Tally up the lines that include "Claus" and state that number by itself.

■ ENTRIES SHOWN:
********

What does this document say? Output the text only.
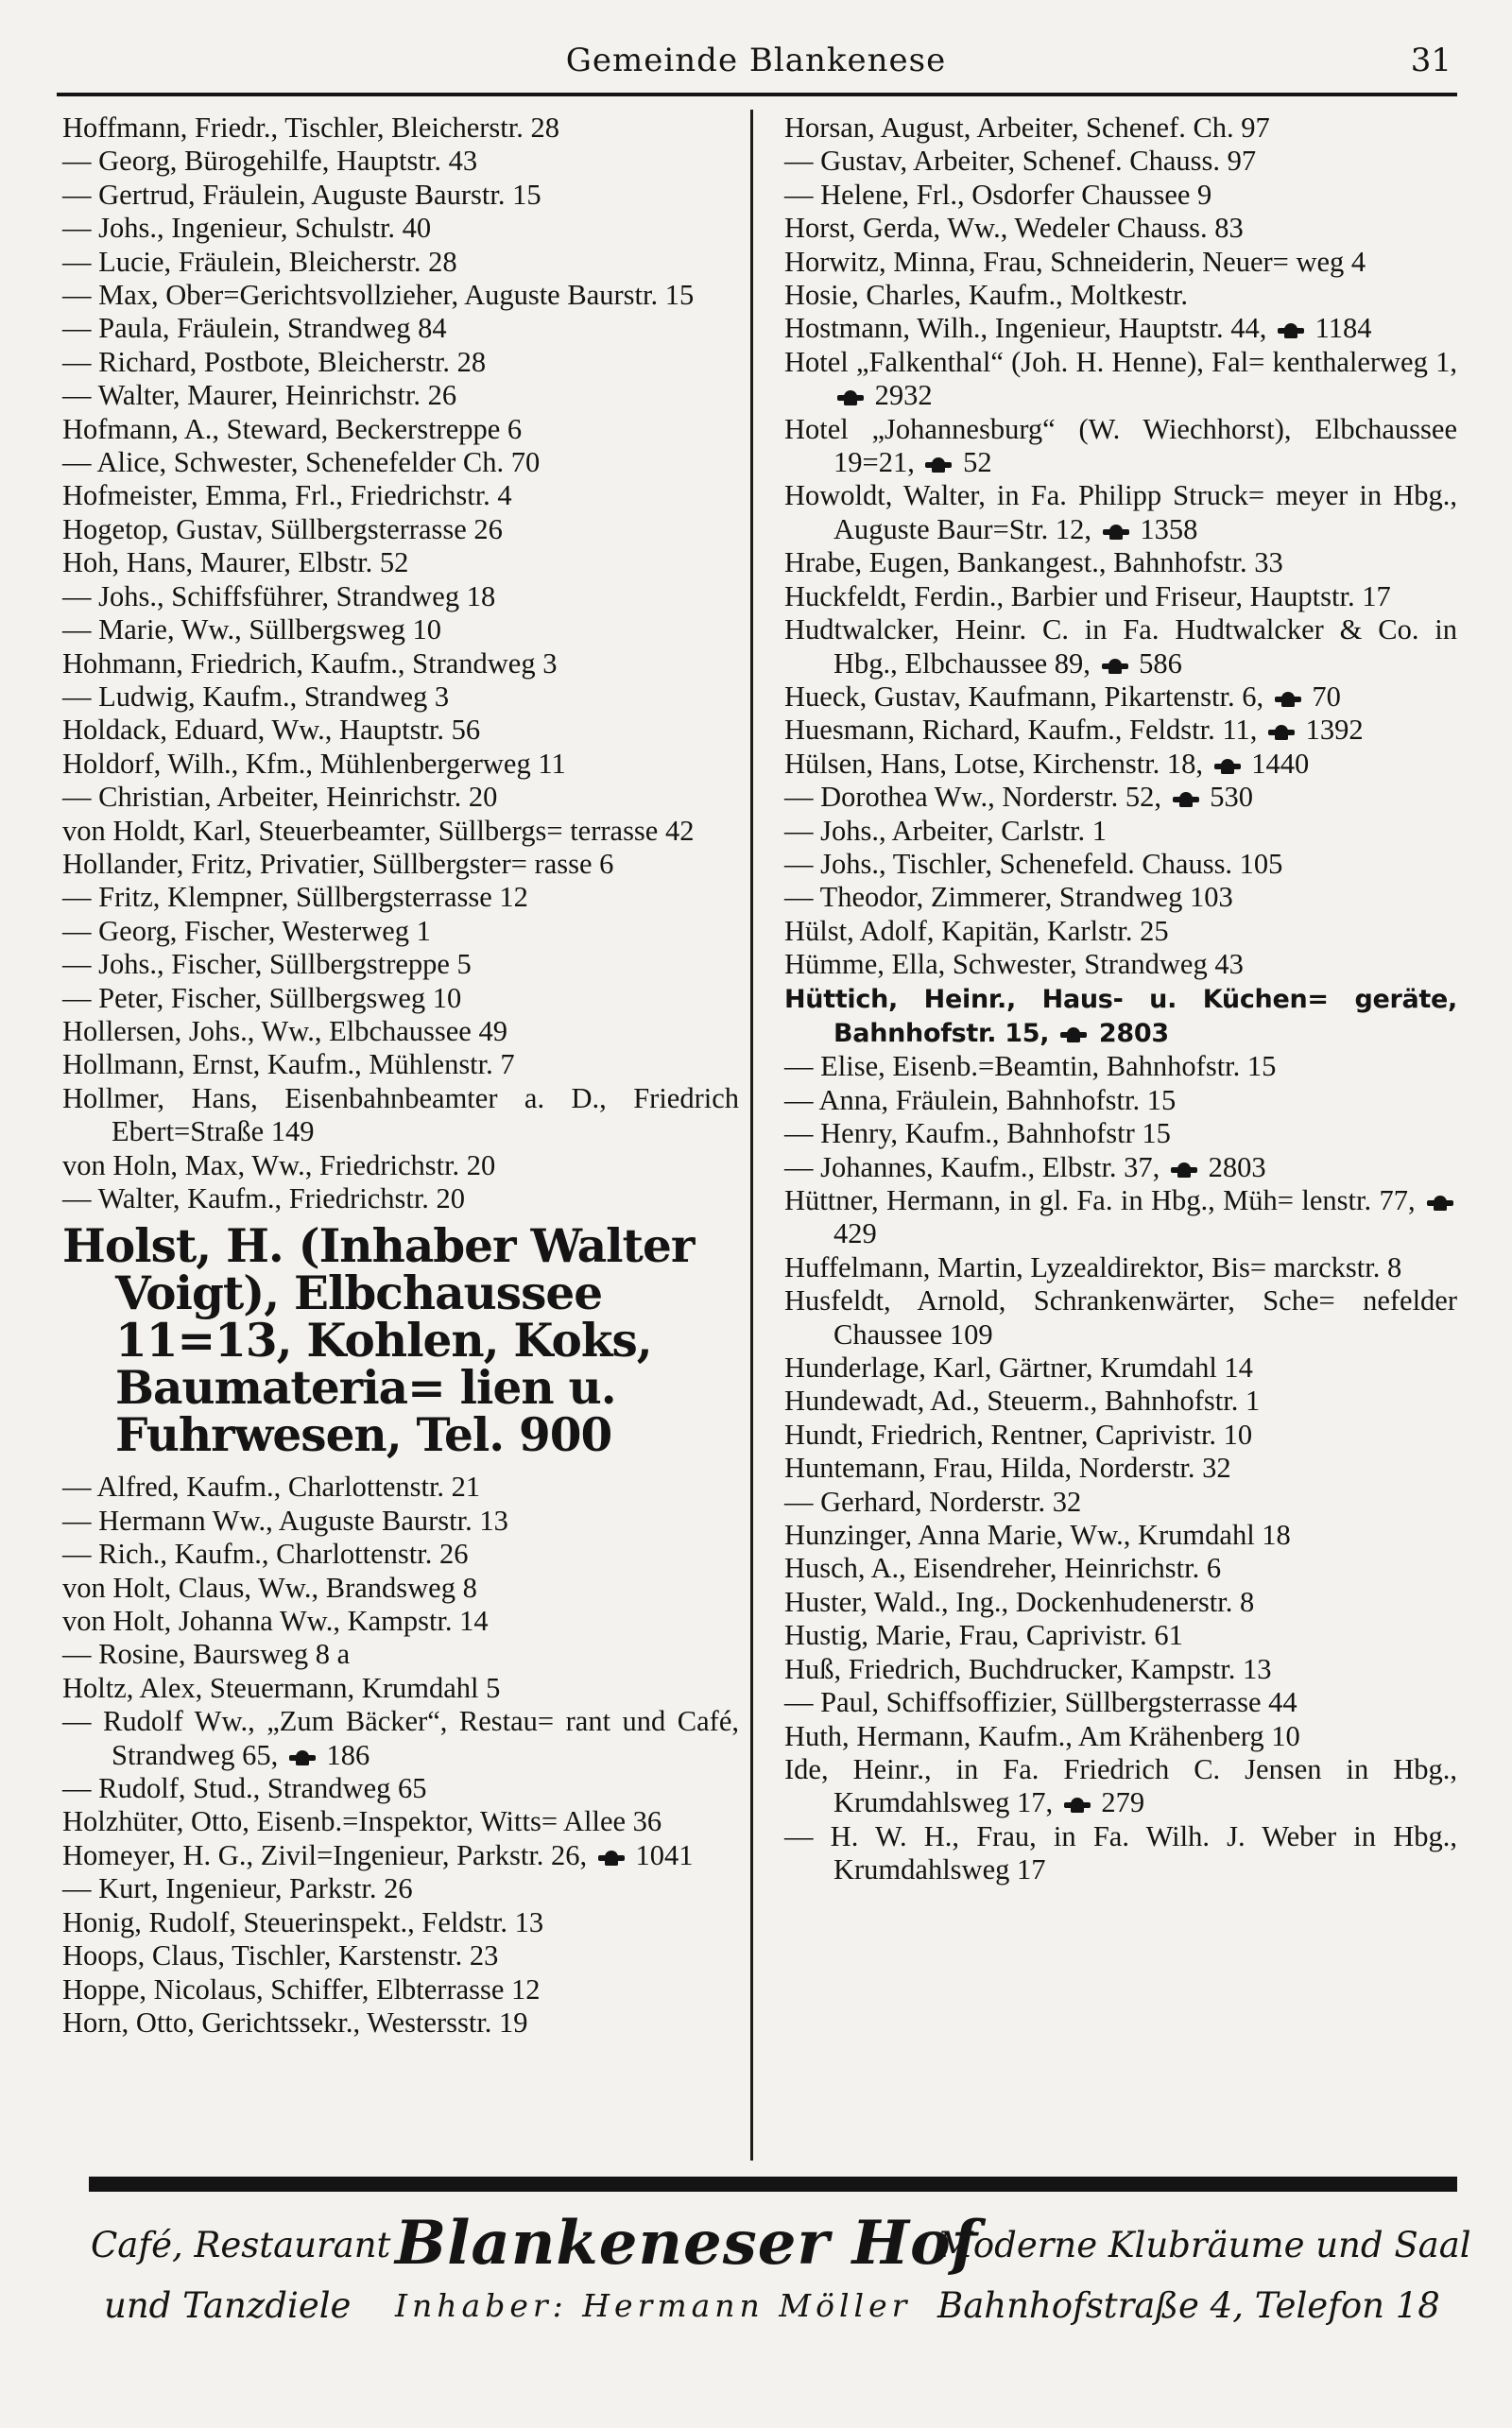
Gemeinde Blankenese	31

Hoffmann, Friedr., Tischler, Bleicherstr. 28

— Georg, Bürogehilfe, Hauptstr. 43

— Gertrud, Fräulein, Auguste Baurstr. 15

— Johs., Ingenieur, Schulstr. 40

— Lucie, Fräulein, Bleicherstr. 28

— Max, Ober=Gerichtsvollzieher, Auguste Baurstr. 15

— Paula, Fräulein, Strandweg 84

— Richard, Postbote, Bleicherstr. 28

— Walter, Maurer, Heinrichstr. 26

Hofmann, A., Steward, Beckerstreppe 6

— Alice, Schwester, Schenefelder Ch. 70

Hofmeister, Emma, Frl., Friedrichstr. 4

Hogetop, Gustav, Süllbergsterrasse 26

Hoh, Hans, Maurer, Elbstr. 52

— Johs., Schiffsführer, Strandweg 18

— Marie, Ww., Süllbergsweg 10

Hohmann, Friedrich, Kaufm., Strandweg 3

— Ludwig, Kaufm., Strandweg 3

Holdack, Eduard, Ww., Hauptstr. 56

Holdorf, Wilh., Kfm., Mühlenbergerweg 11

— Christian, Arbeiter, Heinrichstr. 20

von Holdt, Karl, Steuerbeamter, Süllbergs= terrasse 42

Hollander, Fritz, Privatier, Süllbergster= rasse 6

— Fritz, Klempner, Süllbergsterrasse 12

— Georg, Fischer, Westerweg 1

— Johs., Fischer, Süllbergstreppe 5

— Peter, Fischer, Süllbergsweg 10

Hollersen, Johs., Ww., Elbchaussee 49

Hollmann, Ernst, Kaufm., Mühlenstr. 7

Hollmer, Hans, Eisenbahnbeamter a. D., Friedrich Ebert=Straße 149

von Holn, Max, Ww., Friedrichstr. 20

— Walter, Kaufm., Friedrichstr. 20

Holst, H. (Inhaber Walter Voigt), Elbchaussee 11=13, Kohlen, Koks, Baumateria= lien u. Fuhrwesen, Tel. 900

— Alfred, Kaufm., Charlottenstr. 21

— Hermann Ww., Auguste Baurstr. 13

— Rich., Kaufm., Charlottenstr. 26

von Holt, Claus, Ww., Brandsweg 8

von Holt, Johanna Ww., Kampstr. 14

— Rosine, Baursweg 8 a

Holtz, Alex, Steuermann, Krumdahl 5

— Rudolf Ww., „Zum Bäcker“, Restau= rant und Café, Strandweg 65,  186

— Rudolf, Stud., Strandweg 65

Holzhüter, Otto, Eisenb.=Inspektor, Witts= Allee 36

Homeyer, H. G., Zivil=Ingenieur, Parkstr. 26,  1041

— Kurt, Ingenieur, Parkstr. 26

Honig, Rudolf, Steuerinspekt., Feldstr. 13

Hoops, Claus, Tischler, Karstenstr. 23

Hoppe, Nicolaus, Schiffer, Elbterrasse 12

Horn, Otto, Gerichtssekr., Westersstr. 19

Horsan, August, Arbeiter, Schenef. Ch. 97

— Gustav, Arbeiter, Schenef. Chauss. 97

— Helene, Frl., Osdorfer Chaussee 9

Horst, Gerda, Ww., Wedeler Chauss. 83

Horwitz, Minna, Frau, Schneiderin, Neuer= weg 4

Hosie, Charles, Kaufm., Moltkestr.

Hostmann, Wilh., Ingenieur, Hauptstr. 44,  1184

Hotel „Falkenthal“ (Joh. H. Henne), Fal= kenthalerweg 1,  2932

Hotel „Johannesburg“ (W. Wiechhorst), Elbchaussee 19=21,  52

Howoldt, Walter, in Fa. Philipp Struck= meyer in Hbg., Auguste Baur=Str. 12,  1358

Hrabe, Eugen, Bankangest., Bahnhofstr. 33

Huckfeldt, Ferdin., Barbier und Friseur, Hauptstr. 17

Hudtwalcker, Heinr. C. in Fa. Hudtwalcker & Co. in Hbg., Elbchaussee 89,  586

Hueck, Gustav, Kaufmann, Pikartenstr. 6,  70

Huesmann, Richard, Kaufm., Feldstr. 11,  1392

Hülsen, Hans, Lotse, Kirchenstr. 18,  1440

— Dorothea Ww., Norderstr. 52,  530

— Johs., Arbeiter, Carlstr. 1

— Johs., Tischler, Schenefeld. Chauss. 105

— Theodor, Zimmerer, Strandweg 103

Hülst, Adolf, Kapitän, Karlstr. 25

Hümme, Ella, Schwester, Strandweg 43

Hüttich, Heinr., Haus- u. Küchen= geräte, Bahnhofstr. 15,  2803

— Elise, Eisenb.=Beamtin, Bahnhofstr. 15

— Anna, Fräulein, Bahnhofstr. 15

— Henry, Kaufm., Bahnhofstr 15

— Johannes, Kaufm., Elbstr. 37,  2803

Hüttner, Hermann, in gl. Fa. in Hbg., Müh= lenstr. 77,  429

Huffelmann, Martin, Lyzealdirektor, Bis= marckstr. 8

Husfeldt, Arnold, Schrankenwärter, Sche= nefelder Chaussee 109

Hunderlage, Karl, Gärtner, Krumdahl 14

Hundewadt, Ad., Steuerm., Bahnhofstr. 1

Hundt, Friedrich, Rentner, Caprivistr. 10

Huntemann, Frau, Hilda, Norderstr. 32

— Gerhard, Norderstr. 32

Hunzinger, Anna Marie, Ww., Krumdahl 18

Husch, A., Eisendreher, Heinrichstr. 6

Huster, Wald., Ing., Dockenhudenerstr. 8

Hustig, Marie, Frau, Caprivistr. 61

Huß, Friedrich, Buchdrucker, Kampstr. 13

— Paul, Schiffsoffizier, Süllbergsterrasse 44

Huth, Hermann, Kaufm., Am Krähenberg 10

Ide, Heinr., in Fa. Friedrich C. Jensen in Hbg., Krumdahlsweg 17,  279

— H. W. H., Frau, in Fa. Wilh. J. Weber in Hbg., Krumdahlsweg 17

Café, Restaurant
und Tanzdiele
Blankeneser Hof
Inhaber: Hermann Möller
Moderne Klubräume und Saal
Bahnhofstraße 4, Telefon 18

********

■ SOLUTION TO THE PROBLEM:
2